Consignes de l'exercice =
1. Recopiez à l'identique le passage de l'extrait sur les gammes blues qui va de « La gamme blues basique » jusqu'à « gamme blues… majeure. » inclus.
2. Répondez aux questions suivantes d'après l'extrait sur les gammes blues :
(a) Quelle dissonance ajoute-t-on à la gamme pentatonique mineure pour obtenir la gamme blues basique ?
(b) Dans quel morceau Sonny Rollins utilise-t-il presque exclusivement cette gamme ?
(c) Quelle gamme obtient-on en réécrivant la gamme blues mineure de Do à partir de sa deuxième note ?

Commençons par parler des gammes à partir desquelles on peut construire notre thème.
LES 3 GAMMES LES PLUS IMPORTANTES
Dans la partie 1, nous nous étions quittés sur l’harmonie des grilles. Mais pour commencer à écrire notre thème, il est crucial de déterminer les notes qui vont constituer notre mélodie!
Pour ce faire, on va utiliser des gammes spécifiques. Pourquoi? Pour se restreindre à quelques notes qui sonnent bien entre elles au lieu de les avoir toutes à disposition et ne pas trop savoir quoi en faire… Comme pour les grilles, il existe plusieurs niveaux de sophistication dans les gammes à utiliser. Le premier niveau quand on parle de blues, c’est bien sûr…
La gamme blues.
La gamme blues basique est précisément une gamme mineure. C’est une gamme pentatonique mineure à laquelle on a rajouté une dissonance, la #11 (ou b5) :
On appelle cette fameuse note blue note. Cette gamme est utilisée par absolument tout le monde quand on veut donner un côté bluesy à nos phrases. C’est en quelques sortes l’essence du blues. Le thème de Blues for Miles, vu dans la partie 1 utilise cette gamme :
Sonny Rollins l’utilise presque exclusivement dans Sonnymoon For Two :
Il est aussi possible de bien l’entendre dans Bag’s Groove de Milt Jackson.
La gamme blues mineure nous donne déjà une piste, mais que peut-on utiliser d’autre? Si je vous dit qu’il y a une gamme blues mineure, vous pouvez en conclure qu’il existe aussi une gamme blues… majeure.
La Gamme Blues Majeure
La gamme blues majeure contient les mêmes notes que la gamme blues mineure, seule la note de départ diffère. Partons d’une gamme blues mineure. La manipulation à faire est de prendre sa deuxième note et la réécrire à partir de là. On avait plus haut la gamme blues mineure de Do, si on reprend toutes ses notes et qu’on décide de la réécrire par le Mi bémol (deuxième note en partant du Do, donc), on obtient la gamme blues majeure de Eb. Do mineur blues : Do mi b fa fa # sol si b -> E b mineur blues : E b fa fa # sol si b do Pour voir si vous avez bien compris, petit test. De quelle gamme blues mineure est tirée la gamme de DO blues majeur?

Relevé =
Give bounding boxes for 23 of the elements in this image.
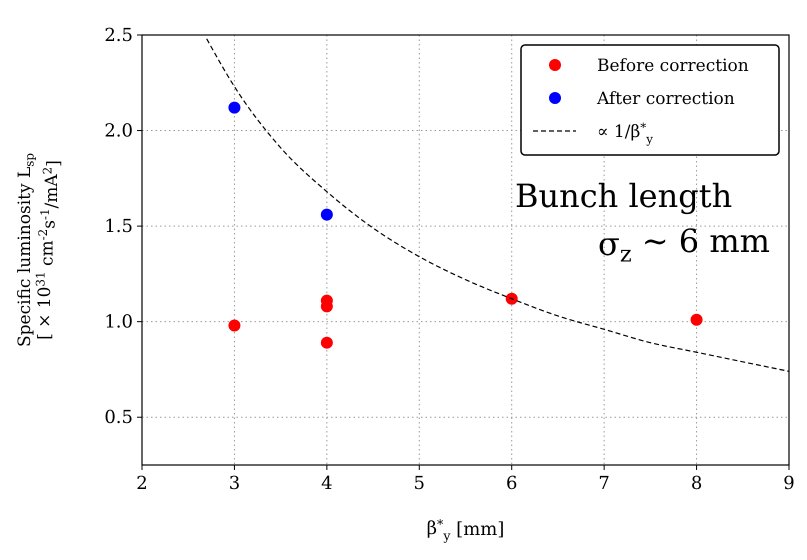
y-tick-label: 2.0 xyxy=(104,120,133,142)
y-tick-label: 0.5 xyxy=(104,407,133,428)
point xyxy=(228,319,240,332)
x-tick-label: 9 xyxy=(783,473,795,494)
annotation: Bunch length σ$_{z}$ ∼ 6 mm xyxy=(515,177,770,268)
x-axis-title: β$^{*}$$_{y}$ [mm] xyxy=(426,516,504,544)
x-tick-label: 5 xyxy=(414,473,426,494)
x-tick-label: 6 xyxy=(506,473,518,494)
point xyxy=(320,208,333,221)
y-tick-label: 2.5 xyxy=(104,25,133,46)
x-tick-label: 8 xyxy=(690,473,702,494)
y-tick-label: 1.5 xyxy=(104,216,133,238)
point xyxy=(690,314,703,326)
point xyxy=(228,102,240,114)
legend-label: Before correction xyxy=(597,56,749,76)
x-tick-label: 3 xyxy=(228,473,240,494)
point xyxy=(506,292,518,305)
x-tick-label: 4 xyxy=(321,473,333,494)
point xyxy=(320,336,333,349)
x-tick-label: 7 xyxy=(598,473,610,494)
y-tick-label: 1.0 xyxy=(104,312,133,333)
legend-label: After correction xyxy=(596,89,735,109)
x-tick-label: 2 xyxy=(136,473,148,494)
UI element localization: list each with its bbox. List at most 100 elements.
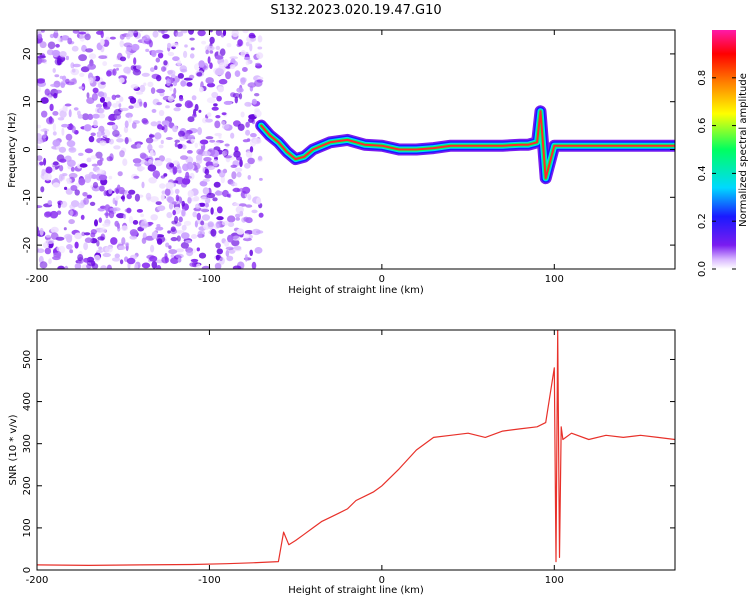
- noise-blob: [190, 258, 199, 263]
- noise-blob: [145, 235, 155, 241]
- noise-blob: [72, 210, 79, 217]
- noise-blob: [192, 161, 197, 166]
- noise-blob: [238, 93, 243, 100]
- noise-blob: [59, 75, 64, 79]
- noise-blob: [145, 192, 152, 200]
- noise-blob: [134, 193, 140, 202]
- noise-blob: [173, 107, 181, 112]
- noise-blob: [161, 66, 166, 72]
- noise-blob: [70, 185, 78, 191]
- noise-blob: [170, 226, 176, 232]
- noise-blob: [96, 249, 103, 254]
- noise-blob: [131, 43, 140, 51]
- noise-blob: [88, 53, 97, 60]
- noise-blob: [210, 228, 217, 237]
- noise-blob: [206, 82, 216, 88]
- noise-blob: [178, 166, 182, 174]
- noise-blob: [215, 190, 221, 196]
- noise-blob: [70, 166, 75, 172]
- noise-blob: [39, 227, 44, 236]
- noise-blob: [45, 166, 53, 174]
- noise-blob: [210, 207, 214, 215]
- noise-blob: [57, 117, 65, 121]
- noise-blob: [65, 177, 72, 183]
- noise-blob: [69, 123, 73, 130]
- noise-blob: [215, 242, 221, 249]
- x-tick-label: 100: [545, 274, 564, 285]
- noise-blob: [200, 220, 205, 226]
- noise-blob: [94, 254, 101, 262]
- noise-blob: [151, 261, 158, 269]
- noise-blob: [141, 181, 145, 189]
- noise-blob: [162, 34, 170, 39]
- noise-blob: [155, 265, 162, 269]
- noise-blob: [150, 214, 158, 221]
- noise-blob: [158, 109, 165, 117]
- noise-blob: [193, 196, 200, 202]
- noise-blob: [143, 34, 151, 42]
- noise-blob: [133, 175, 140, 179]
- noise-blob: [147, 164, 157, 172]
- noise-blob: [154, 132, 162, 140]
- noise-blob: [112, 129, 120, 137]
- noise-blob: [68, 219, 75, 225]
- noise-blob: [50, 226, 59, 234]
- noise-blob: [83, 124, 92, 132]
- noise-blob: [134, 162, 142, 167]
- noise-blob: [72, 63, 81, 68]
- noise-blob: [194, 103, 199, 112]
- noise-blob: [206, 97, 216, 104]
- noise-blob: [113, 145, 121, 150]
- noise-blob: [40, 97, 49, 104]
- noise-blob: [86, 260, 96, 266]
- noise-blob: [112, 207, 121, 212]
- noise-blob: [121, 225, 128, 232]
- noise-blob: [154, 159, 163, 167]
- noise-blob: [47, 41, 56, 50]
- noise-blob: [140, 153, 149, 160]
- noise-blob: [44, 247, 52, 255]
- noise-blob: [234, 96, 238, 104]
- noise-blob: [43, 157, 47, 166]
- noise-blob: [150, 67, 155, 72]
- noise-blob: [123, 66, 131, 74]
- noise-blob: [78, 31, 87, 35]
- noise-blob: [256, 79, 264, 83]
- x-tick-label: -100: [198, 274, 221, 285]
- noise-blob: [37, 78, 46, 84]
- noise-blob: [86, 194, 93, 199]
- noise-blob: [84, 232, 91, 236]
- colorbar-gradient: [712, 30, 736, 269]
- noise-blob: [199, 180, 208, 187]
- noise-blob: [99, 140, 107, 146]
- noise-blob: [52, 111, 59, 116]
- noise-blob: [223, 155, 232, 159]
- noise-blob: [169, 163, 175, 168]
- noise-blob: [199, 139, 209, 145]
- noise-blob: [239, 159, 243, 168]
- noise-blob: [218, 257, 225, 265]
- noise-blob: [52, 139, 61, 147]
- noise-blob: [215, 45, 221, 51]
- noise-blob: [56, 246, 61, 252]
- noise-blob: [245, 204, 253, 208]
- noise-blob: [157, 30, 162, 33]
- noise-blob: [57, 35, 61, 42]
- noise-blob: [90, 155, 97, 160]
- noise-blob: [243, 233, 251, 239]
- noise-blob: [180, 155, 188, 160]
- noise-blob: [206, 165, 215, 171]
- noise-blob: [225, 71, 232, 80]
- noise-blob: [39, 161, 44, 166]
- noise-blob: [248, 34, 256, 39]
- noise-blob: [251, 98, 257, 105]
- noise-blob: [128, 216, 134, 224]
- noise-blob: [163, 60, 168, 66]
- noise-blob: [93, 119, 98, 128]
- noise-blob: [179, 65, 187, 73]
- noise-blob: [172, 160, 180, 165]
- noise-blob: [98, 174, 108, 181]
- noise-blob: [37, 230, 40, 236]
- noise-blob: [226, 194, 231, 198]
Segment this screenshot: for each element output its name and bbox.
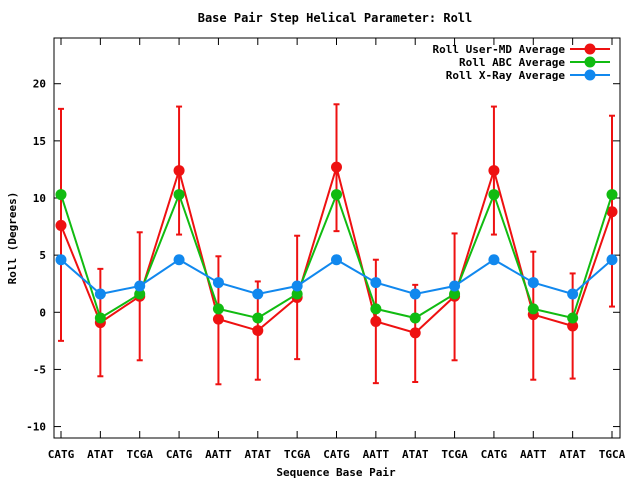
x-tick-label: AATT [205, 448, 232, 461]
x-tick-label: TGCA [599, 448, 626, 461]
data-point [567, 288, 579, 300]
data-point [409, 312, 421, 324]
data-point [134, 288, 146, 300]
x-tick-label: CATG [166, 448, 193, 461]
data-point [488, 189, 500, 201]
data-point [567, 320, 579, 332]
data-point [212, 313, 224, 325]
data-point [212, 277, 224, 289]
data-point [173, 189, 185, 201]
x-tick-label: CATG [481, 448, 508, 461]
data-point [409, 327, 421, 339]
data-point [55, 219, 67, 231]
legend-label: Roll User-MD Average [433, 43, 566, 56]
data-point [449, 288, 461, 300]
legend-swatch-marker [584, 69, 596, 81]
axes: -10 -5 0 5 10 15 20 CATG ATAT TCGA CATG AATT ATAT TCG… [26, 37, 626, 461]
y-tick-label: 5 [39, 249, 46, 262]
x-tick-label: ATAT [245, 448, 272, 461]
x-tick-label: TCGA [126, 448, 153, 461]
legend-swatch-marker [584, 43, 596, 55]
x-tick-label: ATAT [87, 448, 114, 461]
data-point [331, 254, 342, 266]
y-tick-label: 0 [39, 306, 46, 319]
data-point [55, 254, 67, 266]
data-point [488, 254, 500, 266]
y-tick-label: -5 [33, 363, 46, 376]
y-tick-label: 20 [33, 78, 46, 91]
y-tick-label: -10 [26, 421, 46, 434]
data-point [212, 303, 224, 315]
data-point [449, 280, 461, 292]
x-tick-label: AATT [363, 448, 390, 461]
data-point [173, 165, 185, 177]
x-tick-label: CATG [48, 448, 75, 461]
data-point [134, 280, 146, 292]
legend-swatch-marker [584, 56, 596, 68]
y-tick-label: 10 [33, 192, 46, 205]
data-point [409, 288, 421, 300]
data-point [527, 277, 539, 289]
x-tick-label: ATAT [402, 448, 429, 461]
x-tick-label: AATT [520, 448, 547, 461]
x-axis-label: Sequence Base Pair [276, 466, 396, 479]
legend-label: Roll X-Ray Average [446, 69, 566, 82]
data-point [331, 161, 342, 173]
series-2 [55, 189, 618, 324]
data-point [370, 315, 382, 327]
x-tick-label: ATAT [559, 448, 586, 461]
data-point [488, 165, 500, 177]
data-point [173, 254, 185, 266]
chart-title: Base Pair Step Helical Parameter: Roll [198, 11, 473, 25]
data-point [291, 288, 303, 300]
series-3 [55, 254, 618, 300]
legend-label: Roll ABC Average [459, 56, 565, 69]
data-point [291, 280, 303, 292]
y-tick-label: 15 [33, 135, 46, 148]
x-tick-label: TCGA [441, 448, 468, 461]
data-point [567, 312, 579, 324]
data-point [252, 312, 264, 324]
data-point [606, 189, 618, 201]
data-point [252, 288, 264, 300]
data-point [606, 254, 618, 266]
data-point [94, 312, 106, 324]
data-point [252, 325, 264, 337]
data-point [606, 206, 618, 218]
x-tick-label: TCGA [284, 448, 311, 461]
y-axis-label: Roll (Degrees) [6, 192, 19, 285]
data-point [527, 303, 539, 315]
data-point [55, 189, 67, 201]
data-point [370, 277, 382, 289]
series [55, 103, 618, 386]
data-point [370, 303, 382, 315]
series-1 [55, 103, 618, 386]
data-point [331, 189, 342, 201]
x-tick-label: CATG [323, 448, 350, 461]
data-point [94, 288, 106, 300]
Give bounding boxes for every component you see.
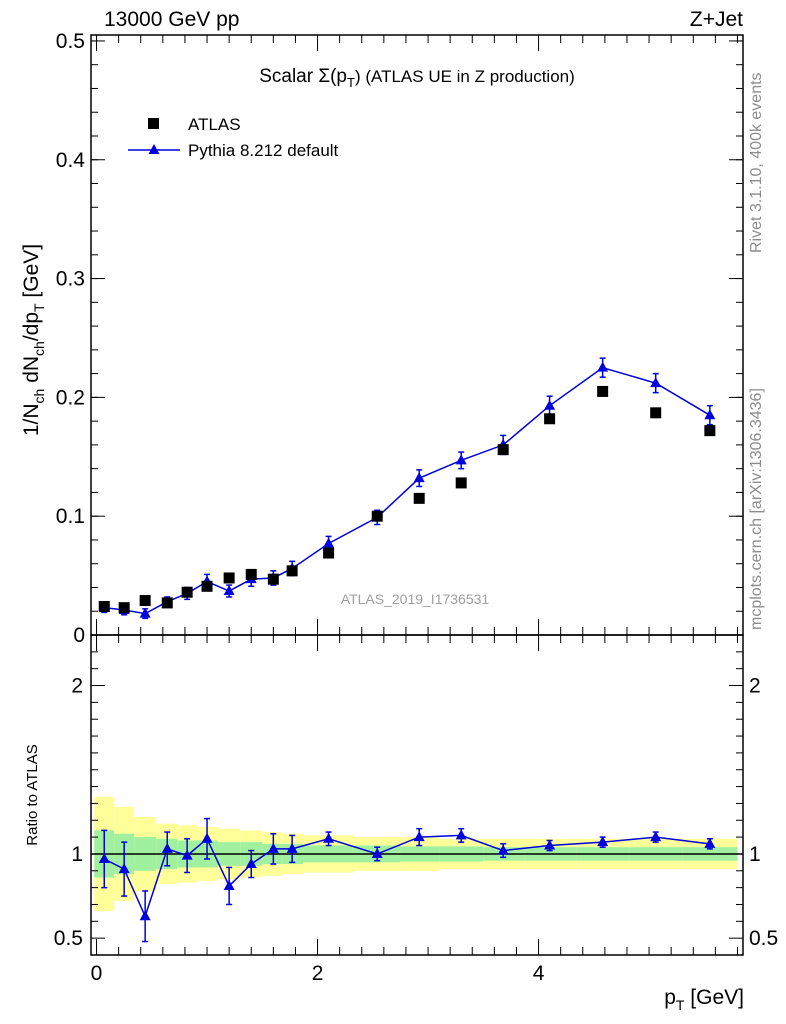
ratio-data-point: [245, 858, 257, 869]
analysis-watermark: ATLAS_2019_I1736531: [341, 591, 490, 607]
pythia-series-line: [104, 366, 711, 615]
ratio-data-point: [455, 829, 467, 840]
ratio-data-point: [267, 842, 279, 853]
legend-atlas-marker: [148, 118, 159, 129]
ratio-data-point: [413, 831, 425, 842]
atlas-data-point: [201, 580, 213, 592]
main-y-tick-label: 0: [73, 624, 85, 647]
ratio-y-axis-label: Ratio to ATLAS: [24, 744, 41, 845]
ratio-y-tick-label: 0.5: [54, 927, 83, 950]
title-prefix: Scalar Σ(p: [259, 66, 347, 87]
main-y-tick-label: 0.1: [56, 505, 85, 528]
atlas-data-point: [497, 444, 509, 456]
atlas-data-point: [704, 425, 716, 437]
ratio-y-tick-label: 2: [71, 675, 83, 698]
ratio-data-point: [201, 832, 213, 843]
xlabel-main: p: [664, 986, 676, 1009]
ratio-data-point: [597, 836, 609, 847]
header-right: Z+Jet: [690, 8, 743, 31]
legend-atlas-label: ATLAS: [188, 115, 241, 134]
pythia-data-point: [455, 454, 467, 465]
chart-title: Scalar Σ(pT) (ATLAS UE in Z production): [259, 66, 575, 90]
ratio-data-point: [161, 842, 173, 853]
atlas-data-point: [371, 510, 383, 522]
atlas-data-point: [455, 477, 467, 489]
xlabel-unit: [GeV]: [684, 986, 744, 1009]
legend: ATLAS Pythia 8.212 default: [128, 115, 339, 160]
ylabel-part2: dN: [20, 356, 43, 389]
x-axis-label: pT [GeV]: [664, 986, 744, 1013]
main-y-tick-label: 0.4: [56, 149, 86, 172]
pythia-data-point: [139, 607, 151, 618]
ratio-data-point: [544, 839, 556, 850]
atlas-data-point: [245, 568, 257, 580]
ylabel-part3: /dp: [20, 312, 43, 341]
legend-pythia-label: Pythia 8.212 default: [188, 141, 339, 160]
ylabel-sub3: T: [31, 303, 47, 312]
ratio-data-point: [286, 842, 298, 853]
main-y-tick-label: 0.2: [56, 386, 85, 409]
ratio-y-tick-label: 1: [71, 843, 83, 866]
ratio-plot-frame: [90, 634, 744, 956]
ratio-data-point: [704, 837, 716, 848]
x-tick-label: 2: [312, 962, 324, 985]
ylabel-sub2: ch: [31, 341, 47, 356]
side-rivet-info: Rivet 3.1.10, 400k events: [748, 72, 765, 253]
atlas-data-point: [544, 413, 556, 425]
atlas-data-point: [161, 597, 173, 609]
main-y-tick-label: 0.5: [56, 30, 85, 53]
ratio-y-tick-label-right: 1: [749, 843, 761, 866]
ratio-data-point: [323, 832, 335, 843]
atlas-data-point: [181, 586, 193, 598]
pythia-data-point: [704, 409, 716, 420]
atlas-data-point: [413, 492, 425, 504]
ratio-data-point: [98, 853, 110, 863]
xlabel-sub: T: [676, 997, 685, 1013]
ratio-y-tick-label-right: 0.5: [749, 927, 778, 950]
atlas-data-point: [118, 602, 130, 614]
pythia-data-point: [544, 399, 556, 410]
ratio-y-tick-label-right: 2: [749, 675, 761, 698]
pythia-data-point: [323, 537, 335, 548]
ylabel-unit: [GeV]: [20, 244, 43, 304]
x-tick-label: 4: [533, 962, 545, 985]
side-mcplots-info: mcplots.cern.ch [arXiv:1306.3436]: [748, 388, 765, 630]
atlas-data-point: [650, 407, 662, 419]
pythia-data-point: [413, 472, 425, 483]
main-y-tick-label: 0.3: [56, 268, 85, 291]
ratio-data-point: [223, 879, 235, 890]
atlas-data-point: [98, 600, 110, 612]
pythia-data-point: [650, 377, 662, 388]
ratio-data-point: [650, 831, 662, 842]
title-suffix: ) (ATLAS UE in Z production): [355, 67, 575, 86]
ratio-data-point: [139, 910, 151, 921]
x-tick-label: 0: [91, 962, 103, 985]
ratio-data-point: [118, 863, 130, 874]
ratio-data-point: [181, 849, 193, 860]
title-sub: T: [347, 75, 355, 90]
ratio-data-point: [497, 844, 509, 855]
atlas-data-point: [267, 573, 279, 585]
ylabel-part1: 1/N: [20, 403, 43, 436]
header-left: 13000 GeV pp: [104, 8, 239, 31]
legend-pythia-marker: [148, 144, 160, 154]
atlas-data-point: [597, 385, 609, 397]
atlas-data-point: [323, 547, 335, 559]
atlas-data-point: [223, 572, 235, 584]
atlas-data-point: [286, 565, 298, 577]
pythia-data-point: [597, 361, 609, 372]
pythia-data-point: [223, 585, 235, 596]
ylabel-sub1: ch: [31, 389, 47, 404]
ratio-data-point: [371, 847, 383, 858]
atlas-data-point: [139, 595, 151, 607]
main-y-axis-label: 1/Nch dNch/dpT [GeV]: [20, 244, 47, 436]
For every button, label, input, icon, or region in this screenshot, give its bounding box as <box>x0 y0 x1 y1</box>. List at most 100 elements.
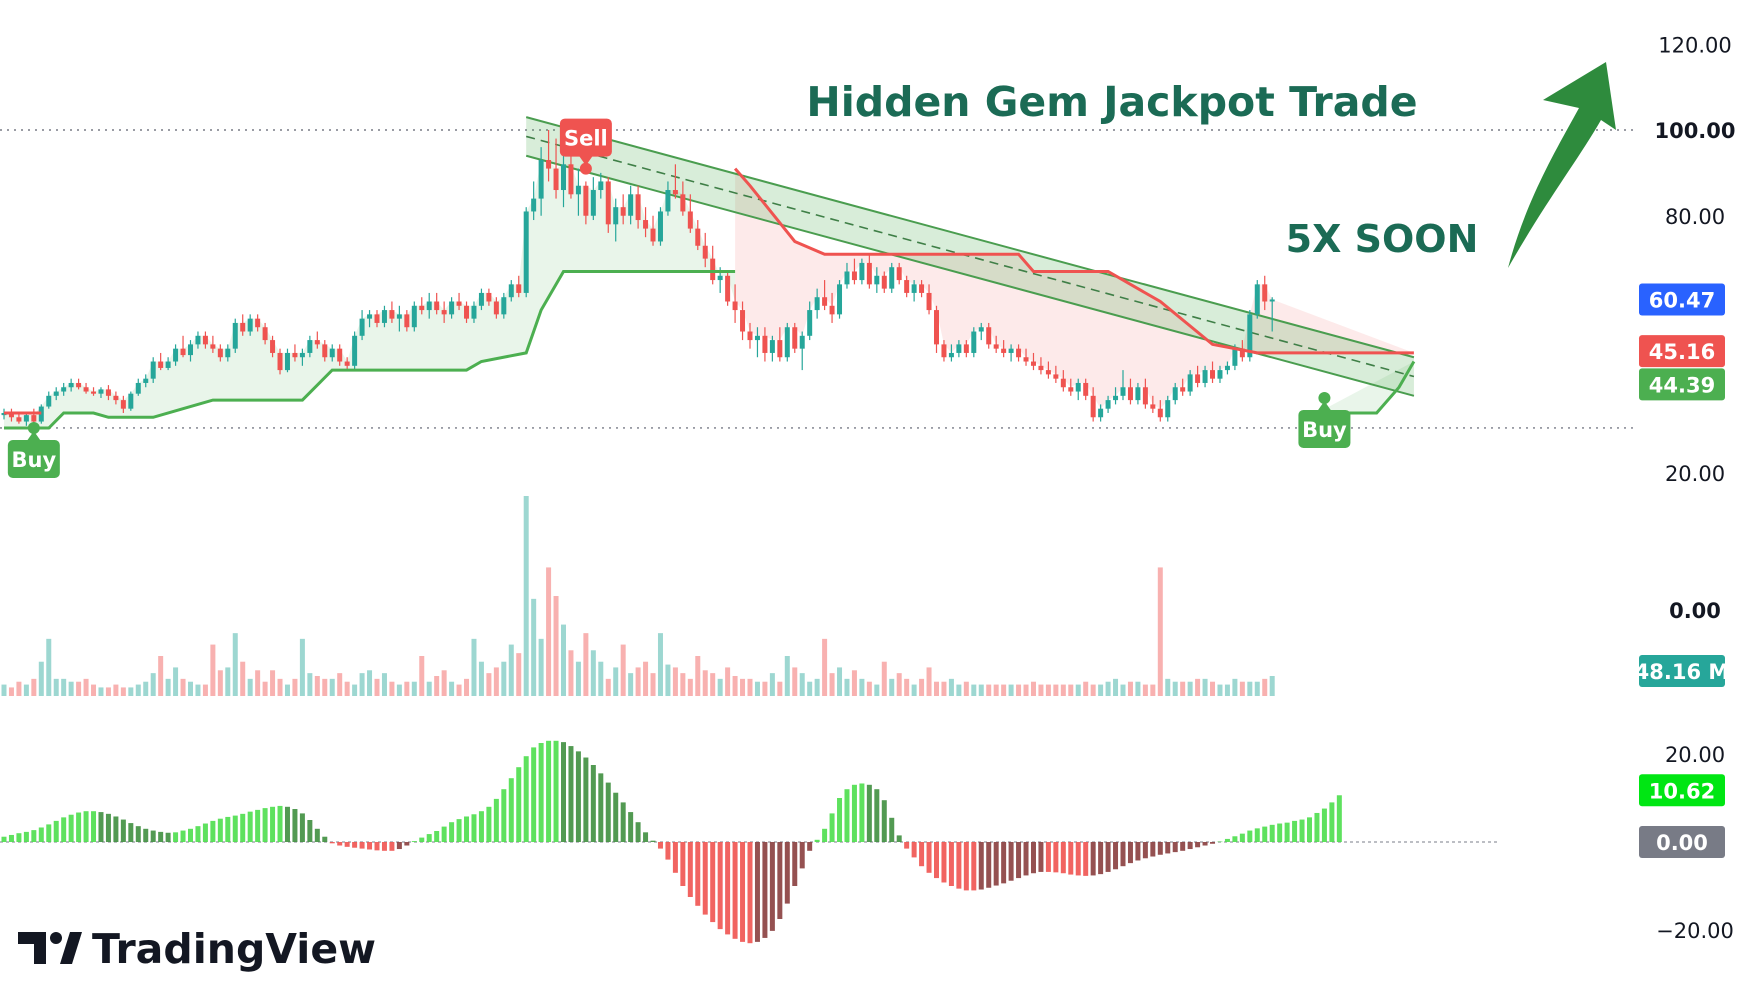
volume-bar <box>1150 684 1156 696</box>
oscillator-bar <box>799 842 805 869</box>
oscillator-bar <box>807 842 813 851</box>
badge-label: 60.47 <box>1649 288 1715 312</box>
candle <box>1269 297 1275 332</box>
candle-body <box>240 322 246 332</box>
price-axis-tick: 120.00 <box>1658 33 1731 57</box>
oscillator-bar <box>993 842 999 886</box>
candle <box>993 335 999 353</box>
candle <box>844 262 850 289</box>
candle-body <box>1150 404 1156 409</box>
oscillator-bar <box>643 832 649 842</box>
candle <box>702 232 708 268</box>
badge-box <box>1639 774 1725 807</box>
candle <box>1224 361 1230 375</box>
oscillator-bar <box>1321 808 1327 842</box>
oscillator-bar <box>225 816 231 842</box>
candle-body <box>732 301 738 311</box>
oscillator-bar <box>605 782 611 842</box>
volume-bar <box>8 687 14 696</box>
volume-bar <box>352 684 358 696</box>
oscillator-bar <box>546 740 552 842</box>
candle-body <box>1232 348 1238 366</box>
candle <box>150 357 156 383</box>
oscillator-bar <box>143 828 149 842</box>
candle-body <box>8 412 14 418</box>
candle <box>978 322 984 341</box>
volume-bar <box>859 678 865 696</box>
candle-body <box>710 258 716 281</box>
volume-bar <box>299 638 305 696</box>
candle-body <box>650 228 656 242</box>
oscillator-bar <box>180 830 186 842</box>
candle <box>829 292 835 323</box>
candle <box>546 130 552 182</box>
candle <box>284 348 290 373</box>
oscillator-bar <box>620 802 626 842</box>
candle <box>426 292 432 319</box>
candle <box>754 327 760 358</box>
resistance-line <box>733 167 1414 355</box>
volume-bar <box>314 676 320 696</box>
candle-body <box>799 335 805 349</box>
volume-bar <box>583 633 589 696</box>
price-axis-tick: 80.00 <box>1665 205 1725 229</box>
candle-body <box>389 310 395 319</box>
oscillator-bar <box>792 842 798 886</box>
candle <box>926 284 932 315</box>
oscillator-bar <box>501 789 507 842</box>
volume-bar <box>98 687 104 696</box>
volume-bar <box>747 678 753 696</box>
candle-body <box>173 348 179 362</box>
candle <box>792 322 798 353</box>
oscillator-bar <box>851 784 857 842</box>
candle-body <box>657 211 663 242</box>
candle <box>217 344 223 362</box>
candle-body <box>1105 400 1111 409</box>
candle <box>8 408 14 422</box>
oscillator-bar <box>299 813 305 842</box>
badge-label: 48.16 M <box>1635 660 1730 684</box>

Corrigé par consigne =
1.
La gamme blues basique est précisément une gamme mineure. C’est une gamme pentatonique mineure à laquelle on a rajouté une dissonance, la #11 (ou b5) :
On appelle cette fameuse note blue note. Cette gamme est utilisée par absolument tout le monde quand on veut donner un côté bluesy à nos phrases. C’est en quelques sortes l’essence du blues. Le thème de Blues for Miles, vu dans la partie 1 utilise cette gamme :
Sonny Rollins l’utilise presque exclusivement dans Sonnymoon For Two :
Il est aussi possible de bien l’entendre dans Bag’s Groove de Milt Jackson.
La gamme blues mineure nous donne déjà une piste, mais que peut-on utiliser d’autre? Si je vous dit qu’il y a une gamme blues mineure, vous pouvez en conclure qu’il existe aussi une gamme blues… majeure.

2.
(a) La #11 (ou b5), appelée blue note.
(b) Sonnymoon For Two.
(c) La gamme blues majeure de Eb (Mi bémol).